EXERCISE GOAL = Pull out every line in the data that has the string "JSON" in it.

---*---

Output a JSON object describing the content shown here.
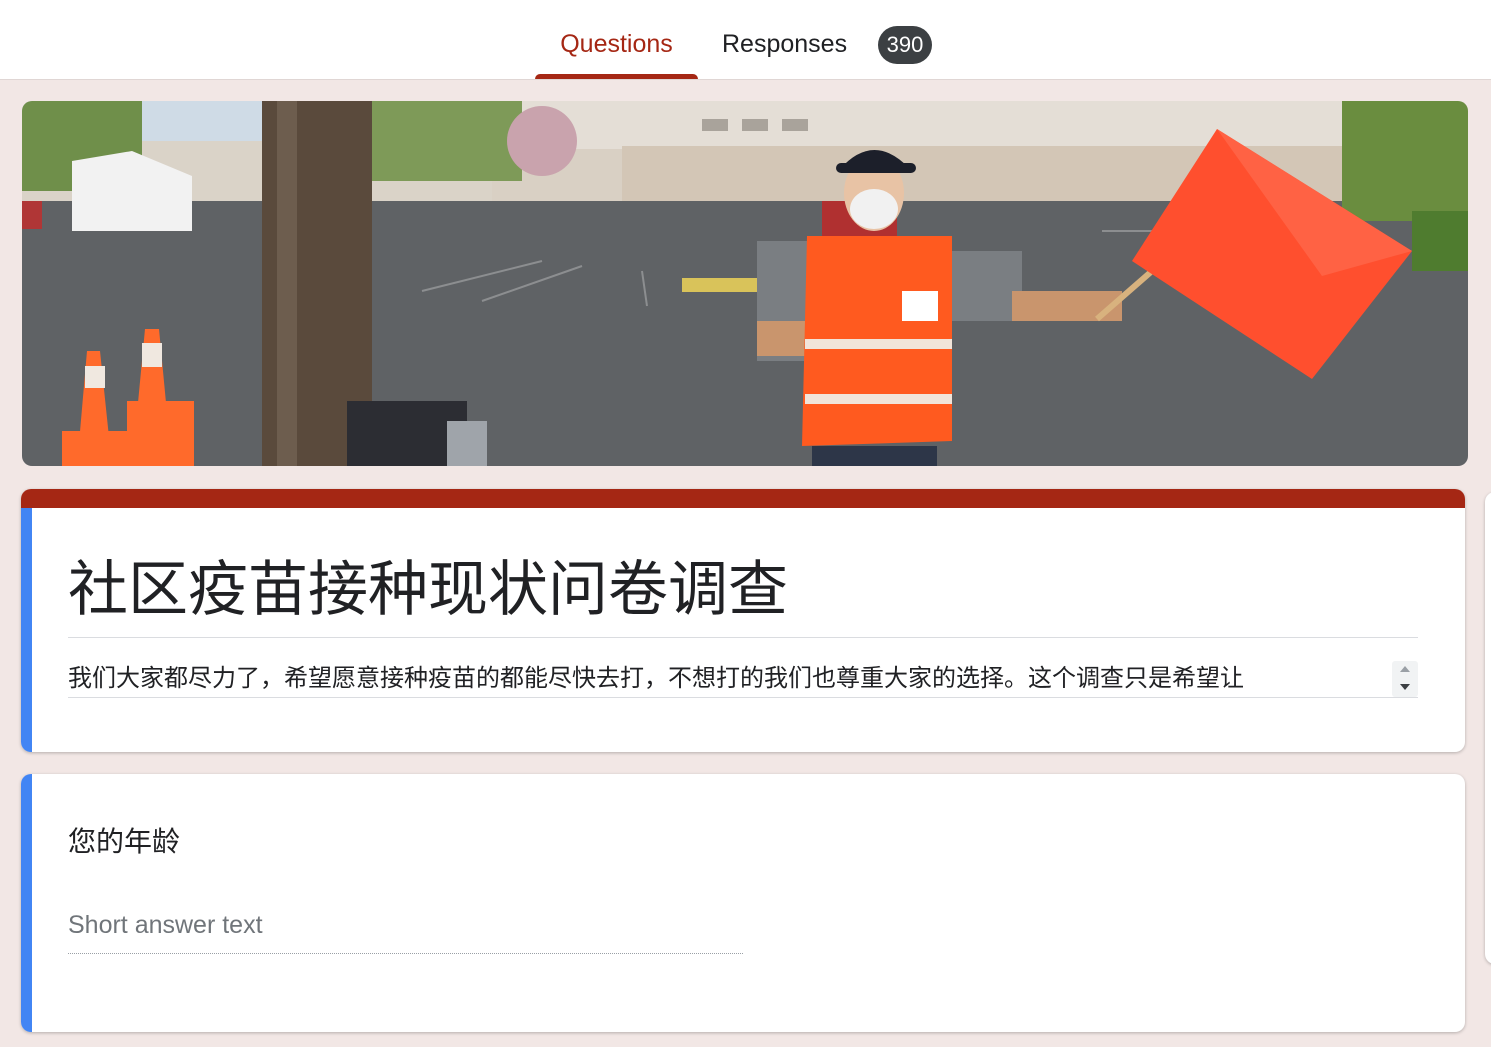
{
  "tabs": {
    "questions_label": "Questions",
    "responses_label": "Responses",
    "responses_count": "390"
  },
  "form": {
    "title": "社区疫苗接种现状问卷调查",
    "description": "我们大家都尽力了，希望愿意接种疫苗的都能尽快去打，不想打的我们也尊重大家的选择。这个调查只是希望让"
  },
  "questions": [
    {
      "title": "您的年龄",
      "placeholder": "Short answer text"
    }
  ],
  "colors": {
    "theme": "#a52714",
    "background": "#f2e7e5",
    "focus_strip": "#4285f4"
  }
}
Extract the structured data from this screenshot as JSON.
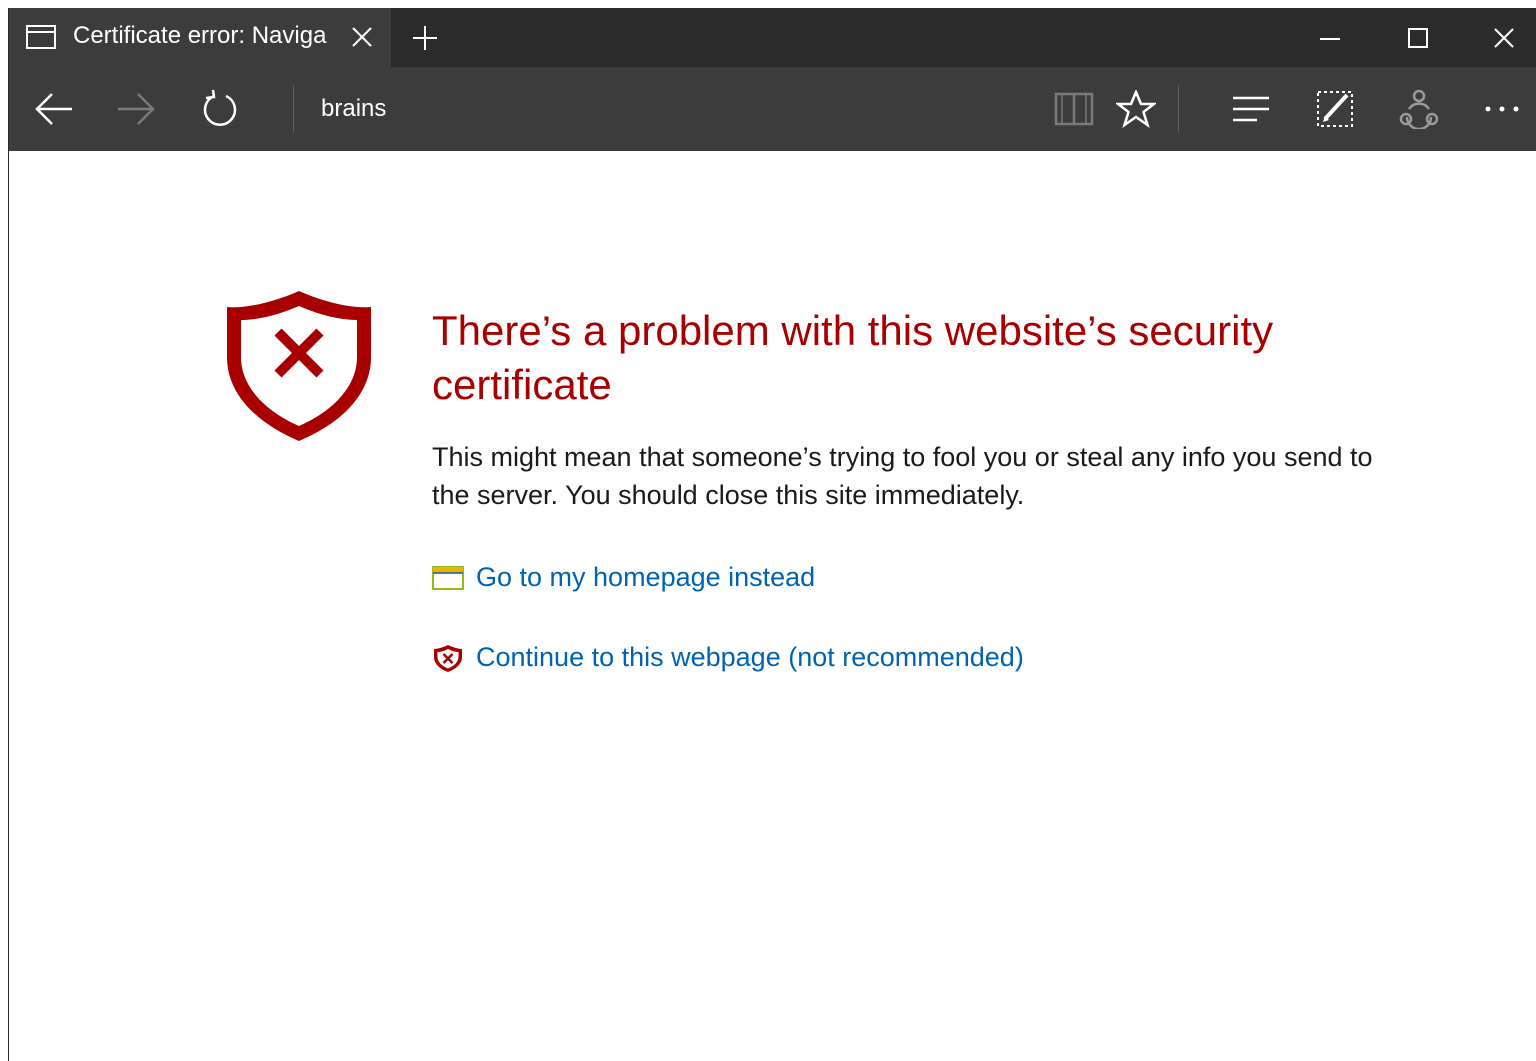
{
  "tab": {
    "title": "Certificate error: Naviga",
    "icon": "tab-page-icon"
  },
  "window_controls": [
    "minimize-icon",
    "maximize-icon",
    "close-icon"
  ],
  "toolbar": {
    "address": "brains",
    "icons": [
      "back-arrow-icon",
      "forward-arrow-icon",
      "refresh-icon",
      "reading-view-icon",
      "favorites-star-icon",
      "hub-icon",
      "web-note-icon",
      "share-icon",
      "more-icon"
    ]
  },
  "error_page": {
    "heading": "There’s a problem with this website’s security certificate",
    "description": "This might mean that someone’s trying to fool you or steal any info you send to the server. You should close this site immediately.",
    "links": [
      {
        "label": "Go to my homepage instead",
        "icon": "homepage-icon"
      },
      {
        "label": "Continue to this webpage (not recommended)",
        "icon": "warning-shield-icon"
      }
    ]
  },
  "colors": {
    "chrome_dark": "#2b2b2b",
    "chrome": "#3c3c3c",
    "error_red": "#a80000",
    "link_blue": "#0063b1",
    "text": "#1a1a1a"
  }
}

---*---

EXERCISE SOLUTION =
Output a JSON object describing the content shown here.
Extract the structured data from this screenshot as JSON.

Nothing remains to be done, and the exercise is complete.